The task:
All of the material below is to be restated word for word, apart from the pictures.

[Dataset entries]
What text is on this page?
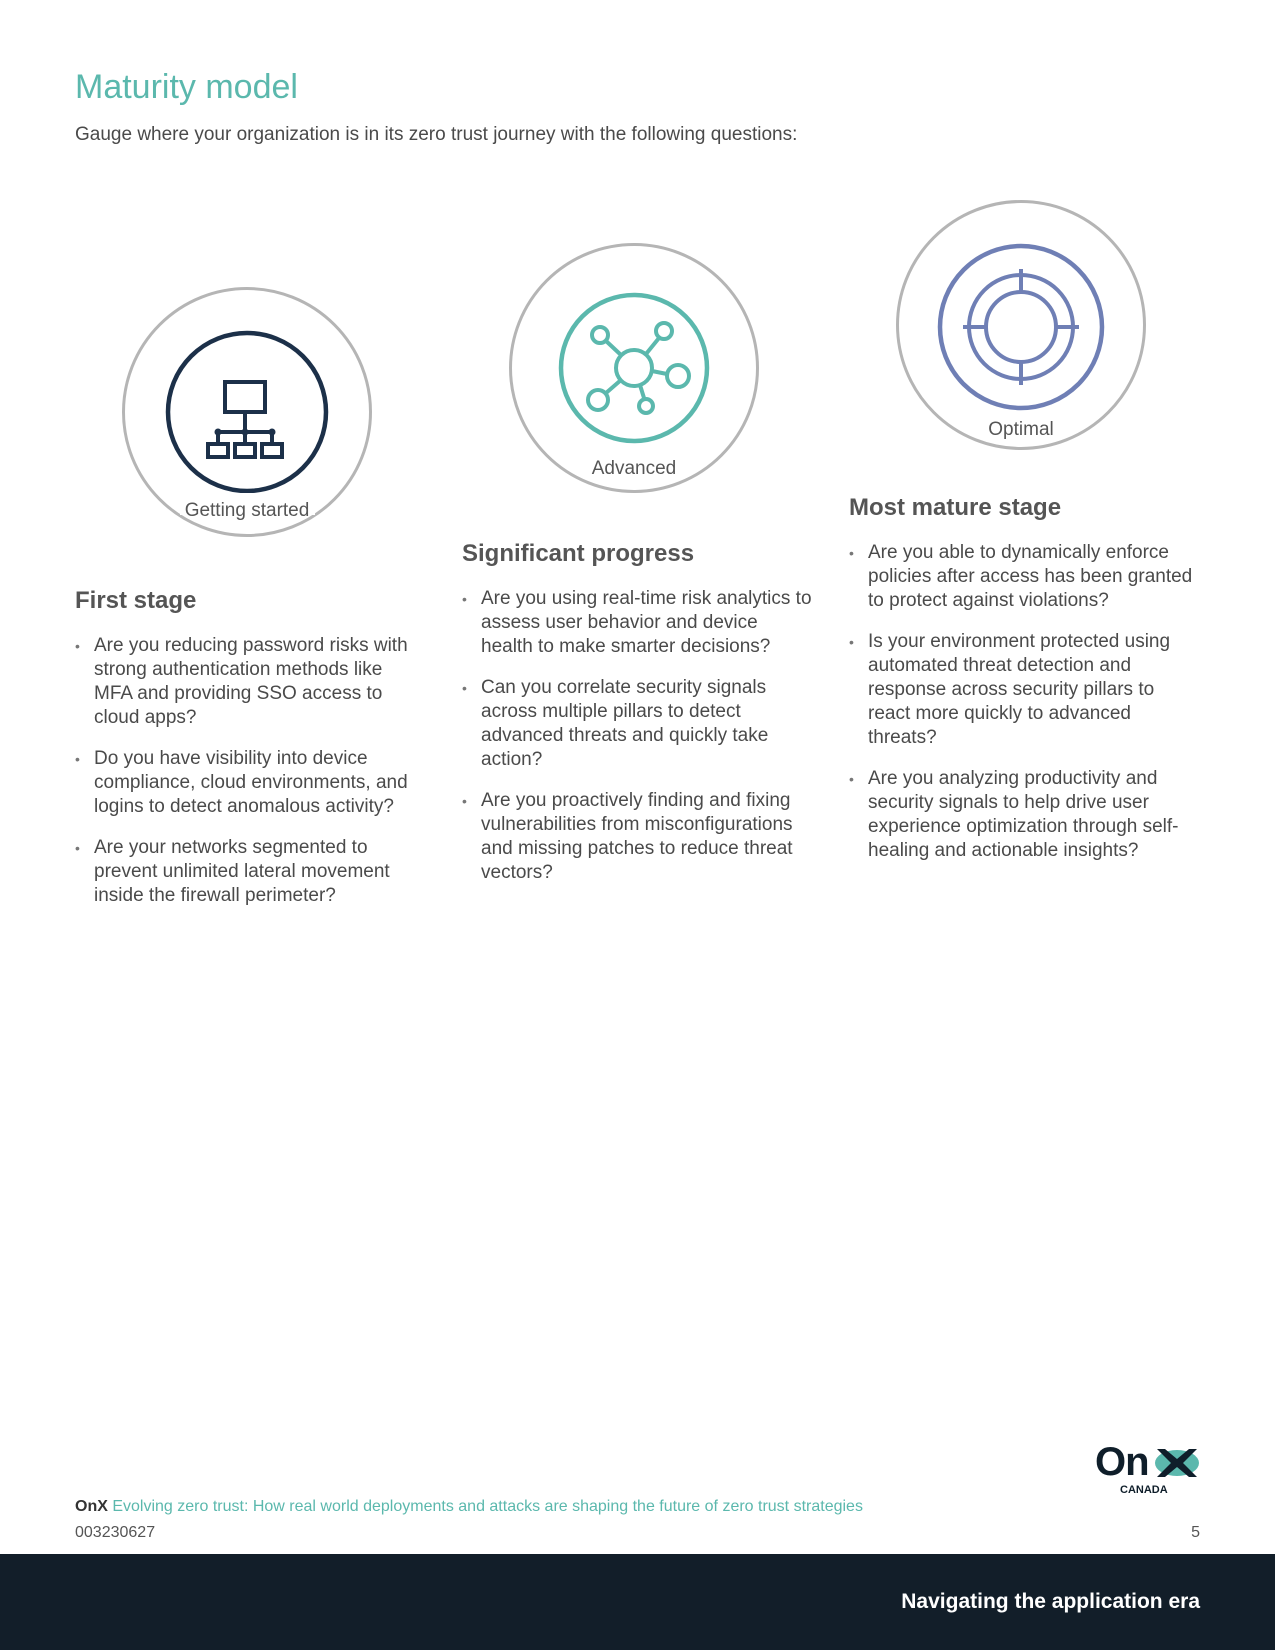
Maturity model

Gauge where your organization is in its zero trust journey with the following questions:

Getting started
First stage
• Are you reducing password risks with strong authentication methods like MFA and providing SSO access to cloud apps?
• Do you have visibility into device compliance, cloud environments, and logins to detect anomalous activity?
• Are your networks segmented to prevent unlimited lateral movement inside the firewall perimeter?
Advanced
Significant progress
• Are you using real-time risk analytics to assess user behavior and device health to make smarter decisions?
• Can you correlate security signals across multiple pillars to detect advanced threats and quickly take action?
• Are you proactively finding and fixing vulnerabilities from misconfigurations and missing patches to reduce threat vectors?
Optimal
Most mature stage
• Are you able to dynamically enforce policies after access has been granted to protect against violations?
• Is your environment protected using automated threat detection and response across security pillars to react more quickly to advanced threats?
• Are you analyzing productivity and security signals to help drive user experience optimization through self-healing and actionable insights?
On
CANADA
OnX Evolving zero trust: How real world deployments and attacks are shaping the future of zero trust strategies
003230627	5
Navigating the application era
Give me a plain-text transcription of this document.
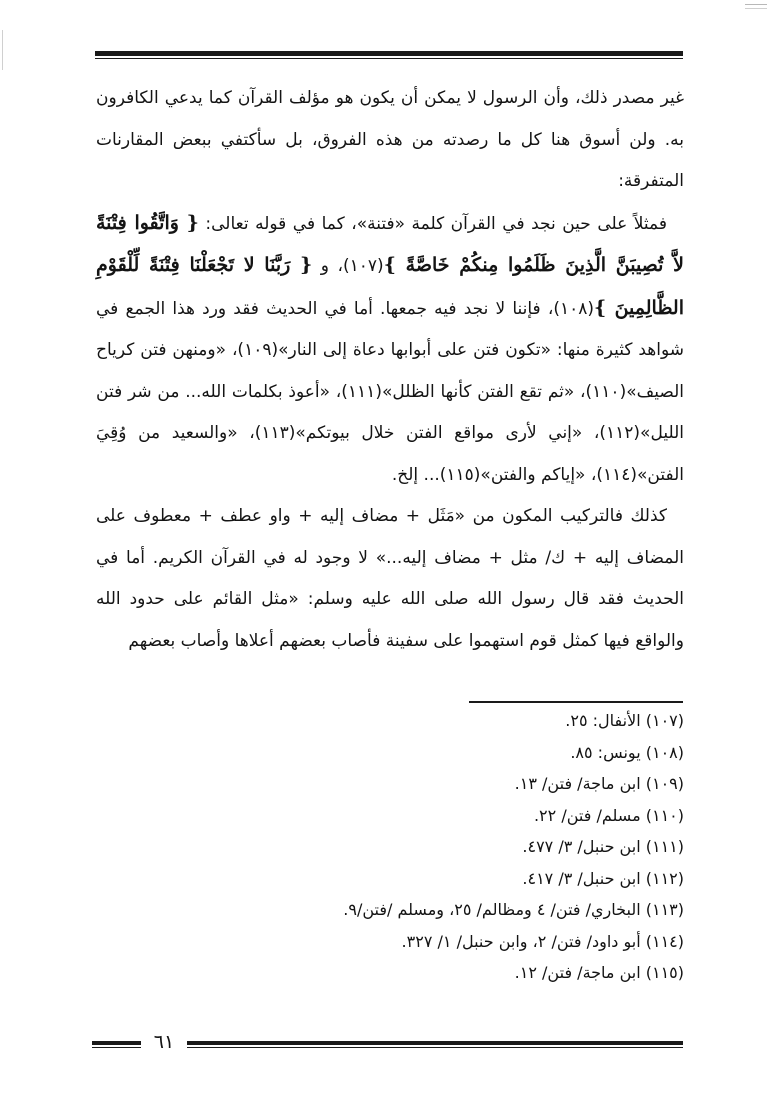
غير مصدر ذلك، وأن الرسول لا يمكن أن يكون هو مؤلف القرآن كما يدعي الكافرون به. ولن أسوق هنا كل ما رصدته من هذه الفروق، بل سأكتفي ببعض المقارنات المتفرقة:

 فمثلاً على حين نجد في القرآن كلمة «فتنة»، كما في قوله تعالى: { وَاتَّقُوا فِتْنَةً لاَّ تُصِيبَنَّ الَّذِينَ ظَلَمُوا مِنكُمْ خَاصَّةً }(١٠٧)، و { رَبَّنَا لا تَجْعَلْنَا فِتْنَةً لِّلْقَوْمِ الظَّالِمِينَ }(١٠٨)، فإننا لا نجد فيه جمعها. أما في الحديث فقد ورد هذا الجمع في شواهد كثيرة منها: «تكون فتن على أبوابها دعاة إلى النار»(١٠٩)، «ومنهن فتن كرياح الصيف»(١١٠)، «ثم تقع الفتن كأنها الظلل»(١١١)، «أعوذ بكلمات الله... من شر فتن الليل»(١١٢)، «إني لأرى مواقع الفتن خلال بيوتكم»(١١٣)، «والسعيد من وُقِيَ الفتن»(١١٤)، «إياكم والفتن»(١١٥)... إلخ.

 كذلك فالتركيب المكون من «مَثَل + مضاف إليه + واو عطف + معطوف على المضاف إليه + ك/ مثل + مضاف إليه...» لا وجود له في القرآن الكريم. أما في الحديث فقد قال رسول الله صلى الله عليه وسلم: «مثل القائم على حدود الله والواقع فيها كمثل قوم استهموا على سفينة فأصاب بعضهم أعلاها وأصاب بعضهم

(١٠٧) الأنفال: ٢٥.
(١٠٨) يونس: ٨٥.
(١٠٩) ابن ماجة/ فتن/ ١٣.
(١١٠) مسلم/ فتن/ ٢٢.
(١١١) ابن حنبل/ ٣/ ٤٧٧.
(١١٢) ابن حنبل/ ٣/ ٤١٧.
(١١٣) البخاري/ فتن/ ٤ ومظالم/ ٢٥، ومسلم /فتن/٩.
(١١٤) أبو داود/ فتن/ ٢، وابن حنبل/ ١/ ٣٢٧.
(١١٥) ابن ماجة/ فتن/ ١٢.
٦١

Task solution:
What text is on this page?
Maturity model

Gauge where your organization is in its zero trust journey with the following questions:

Getting started
First stage
• Are you reducing password risks with strong authentication methods like MFA and providing SSO access to cloud apps?
• Do you have visibility into device compliance, cloud environments, and logins to detect anomalous activity?
• Are your networks segmented to prevent unlimited lateral movement inside the firewall perimeter?
Advanced
Significant progress
• Are you using real-time risk analytics to assess user behavior and device health to make smarter decisions?
• Can you correlate security signals across multiple pillars to detect advanced threats and quickly take action?
• Are you proactively finding and fixing vulnerabilities from misconfigurations and missing patches to reduce threat vectors?
Optimal
Most mature stage
• Are you able to dynamically enforce policies after access has been granted to protect against violations?
• Is your environment protected using automated threat detection and response across security pillars to react more quickly to advanced threats?
• Are you analyzing productivity and security signals to help drive user experience optimization through self-healing and actionable insights?
On
CANADA
OnX Evolving zero trust: How real world deployments and attacks are shaping the future of zero trust strategies
003230627	5
Navigating the application era
Give me a plain-text transcription of this document.
غير مصدر ذلك، وأن الرسول لا يمكن أن يكون هو مؤلف القرآن كما يدعي الكافرون به. ولن أسوق هنا كل ما رصدته من هذه الفروق، بل سأكتفي ببعض المقارنات المتفرقة:

 فمثلاً على حين نجد في القرآن كلمة «فتنة»، كما في قوله تعالى: { وَاتَّقُوا فِتْنَةً لاَّ تُصِيبَنَّ الَّذِينَ ظَلَمُوا مِنكُمْ خَاصَّةً }(١٠٧)، و { رَبَّنَا لا تَجْعَلْنَا فِتْنَةً لِّلْقَوْمِ الظَّالِمِينَ }(١٠٨)، فإننا لا نجد فيه جمعها. أما في الحديث فقد ورد هذا الجمع في شواهد كثيرة منها: «تكون فتن على أبوابها دعاة إلى النار»(١٠٩)، «ومنهن فتن كرياح الصيف»(١١٠)، «ثم تقع الفتن كأنها الظلل»(١١١)، «أعوذ بكلمات الله... من شر فتن الليل»(١١٢)، «إني لأرى مواقع الفتن خلال بيوتكم»(١١٣)، «والسعيد من وُقِيَ الفتن»(١١٤)، «إياكم والفتن»(١١٥)... إلخ.

 كذلك فالتركيب المكون من «مَثَل + مضاف إليه + واو عطف + معطوف على المضاف إليه + ك/ مثل + مضاف إليه...» لا وجود له في القرآن الكريم. أما في الحديث فقد قال رسول الله صلى الله عليه وسلم: «مثل القائم على حدود الله والواقع فيها كمثل قوم استهموا على سفينة فأصاب بعضهم أعلاها وأصاب بعضهم

(١٠٧) الأنفال: ٢٥.
(١٠٨) يونس: ٨٥.
(١٠٩) ابن ماجة/ فتن/ ١٣.
(١١٠) مسلم/ فتن/ ٢٢.
(١١١) ابن حنبل/ ٣/ ٤٧٧.
(١١٢) ابن حنبل/ ٣/ ٤١٧.
(١١٣) البخاري/ فتن/ ٤ ومظالم/ ٢٥، ومسلم /فتن/٩.
(١١٤) أبو داود/ فتن/ ٢، وابن حنبل/ ١/ ٣٢٧.
(١١٥) ابن ماجة/ فتن/ ١٢.
٦١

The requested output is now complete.